# Records for processing:
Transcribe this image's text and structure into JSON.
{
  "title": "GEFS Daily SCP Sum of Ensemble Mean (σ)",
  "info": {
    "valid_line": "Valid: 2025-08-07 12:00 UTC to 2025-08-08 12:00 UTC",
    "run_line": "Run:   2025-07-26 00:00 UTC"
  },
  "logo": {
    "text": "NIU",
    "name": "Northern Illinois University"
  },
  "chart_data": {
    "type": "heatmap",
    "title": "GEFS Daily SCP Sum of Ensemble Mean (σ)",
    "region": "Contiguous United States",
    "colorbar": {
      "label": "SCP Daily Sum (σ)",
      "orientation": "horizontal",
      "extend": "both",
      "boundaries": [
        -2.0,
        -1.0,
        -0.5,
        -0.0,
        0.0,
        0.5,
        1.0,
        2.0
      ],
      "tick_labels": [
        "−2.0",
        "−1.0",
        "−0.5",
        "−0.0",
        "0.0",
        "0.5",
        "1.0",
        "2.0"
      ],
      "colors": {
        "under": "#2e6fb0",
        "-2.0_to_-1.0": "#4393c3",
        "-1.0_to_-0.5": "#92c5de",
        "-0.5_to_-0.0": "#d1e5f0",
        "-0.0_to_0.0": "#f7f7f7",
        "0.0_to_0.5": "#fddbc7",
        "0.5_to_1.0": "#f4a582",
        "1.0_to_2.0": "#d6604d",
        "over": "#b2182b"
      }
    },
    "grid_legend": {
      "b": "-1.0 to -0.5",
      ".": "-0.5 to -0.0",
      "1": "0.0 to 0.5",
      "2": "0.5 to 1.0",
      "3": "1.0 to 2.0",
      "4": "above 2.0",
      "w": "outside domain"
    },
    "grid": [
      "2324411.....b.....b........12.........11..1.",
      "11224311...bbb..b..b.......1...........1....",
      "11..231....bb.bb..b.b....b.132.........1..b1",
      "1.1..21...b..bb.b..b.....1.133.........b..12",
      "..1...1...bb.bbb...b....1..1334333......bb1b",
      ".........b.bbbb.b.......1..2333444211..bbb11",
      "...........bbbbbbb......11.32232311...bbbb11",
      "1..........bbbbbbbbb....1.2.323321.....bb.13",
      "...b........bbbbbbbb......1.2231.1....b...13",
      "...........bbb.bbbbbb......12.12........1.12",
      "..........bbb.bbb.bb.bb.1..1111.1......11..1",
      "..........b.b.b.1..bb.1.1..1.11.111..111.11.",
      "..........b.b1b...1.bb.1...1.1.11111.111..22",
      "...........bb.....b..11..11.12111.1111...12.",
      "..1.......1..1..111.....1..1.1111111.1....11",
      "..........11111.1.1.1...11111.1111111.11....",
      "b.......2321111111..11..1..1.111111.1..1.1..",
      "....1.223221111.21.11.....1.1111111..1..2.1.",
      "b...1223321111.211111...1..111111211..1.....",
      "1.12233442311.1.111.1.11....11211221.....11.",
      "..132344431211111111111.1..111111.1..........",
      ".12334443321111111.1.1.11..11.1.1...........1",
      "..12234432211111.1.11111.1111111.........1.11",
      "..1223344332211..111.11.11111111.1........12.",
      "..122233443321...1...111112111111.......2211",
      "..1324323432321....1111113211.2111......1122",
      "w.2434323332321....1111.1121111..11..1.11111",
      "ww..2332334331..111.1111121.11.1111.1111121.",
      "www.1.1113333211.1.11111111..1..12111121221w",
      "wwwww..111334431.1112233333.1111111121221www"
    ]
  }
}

# What to work on:
Reproduce each line verbatim.

# Full output:
Transcribe this image's text and structure into JSON.
{
  "title": "GEFS Daily SCP Sum of Ensemble Mean (σ)",
  "info": {
    "valid_line": "Valid: 2025-08-07 12:00 UTC to 2025-08-08 12:00 UTC",
    "run_line": "Run:   2025-07-26 00:00 UTC"
  },
  "logo": {
    "text": "NIU",
    "name": "Northern Illinois University"
  },
  "chart_data": {
    "type": "heatmap",
    "title": "GEFS Daily SCP Sum of Ensemble Mean (σ)",
    "region": "Contiguous United States",
    "colorbar": {
      "label": "SCP Daily Sum (σ)",
      "orientation": "horizontal",
      "extend": "both",
      "boundaries": [
        -2.0,
        -1.0,
        -0.5,
        -0.0,
        0.0,
        0.5,
        1.0,
        2.0
      ],
      "tick_labels": [
        "−2.0",
        "−1.0",
        "−0.5",
        "−0.0",
        "0.0",
        "0.5",
        "1.0",
        "2.0"
      ],
      "colors": {
        "under": "#2e6fb0",
        "-2.0_to_-1.0": "#4393c3",
        "-1.0_to_-0.5": "#92c5de",
        "-0.5_to_-0.0": "#d1e5f0",
        "-0.0_to_0.0": "#f7f7f7",
        "0.0_to_0.5": "#fddbc7",
        "0.5_to_1.0": "#f4a582",
        "1.0_to_2.0": "#d6604d",
        "over": "#b2182b"
      }
    },
    "grid_legend": {
      "b": "-1.0 to -0.5",
      ".": "-0.5 to -0.0",
      "1": "0.0 to 0.5",
      "2": "0.5 to 1.0",
      "3": "1.0 to 2.0",
      "4": "above 2.0",
      "w": "outside domain"
    },
    "grid": [
      "2324411.....b.....b........12.........11..1.",
      "11224311...bbb..b..b.......1...........1....",
      "11..231....bb.bb..b.b....b.132.........1..b1",
      "1.1..21...b..bb.b..b.....1.133.........b..12",
      "..1...1...bb.bbb...b....1..1334333......bb1b",
      ".........b.bbbb.b.......1..2333444211..bbb11",
      "...........bbbbbbb......11.32232311...bbbb11",
      "1..........bbbbbbbbb....1.2.323321.....bb.13",
      "...b........bbbbbbbb......1.2231.1....b...13",
      "...........bbb.bbbbbb......12.12........1.12",
      "..........bbb.bbb.bb.bb.1..1111.1......11..1",
      "..........b.b.b.1..bb.1.1..1.11.111..111.11.",
      "..........b.b1b...1.bb.1...1.1.11111.111..22",
      "...........bb.....b..11..11.12111.1111...12.",
      "..1.......1..1..111.....1..1.1111111.1....11",
      "..........11111.1.1.1...11111.1111111.11....",
      "b.......2321111111..11..1..1.111111.1..1.1..",
      "....1.223221111.21.11.....1.1111111..1..2.1.",
      "b...1223321111.211111...1..111111211..1.....",
      "1.12233442311.1.111.1.11....11211221.....11.",
      "..132344431211111111111.1..111111.1..........",
      ".12334443321111111.1.1.11..11.1.1...........1",
      "..12234432211111.1.11111.1111111.........1.11",
      "..1223344332211..111.11.11111111.1........12.",
      "..122233443321...1...111112111111.......2211",
      "..1324323432321....1111113211.2111......1122",
      "w.2434323332321....1111.1121111..11..1.11111",
      "ww..2332334331..111.1111121.11.1111.1111121.",
      "www.1.1113333211.1.11111111..1..12111121221w",
      "wwwww..111334431.1112233333.1111111121221www"
    ]
  }
}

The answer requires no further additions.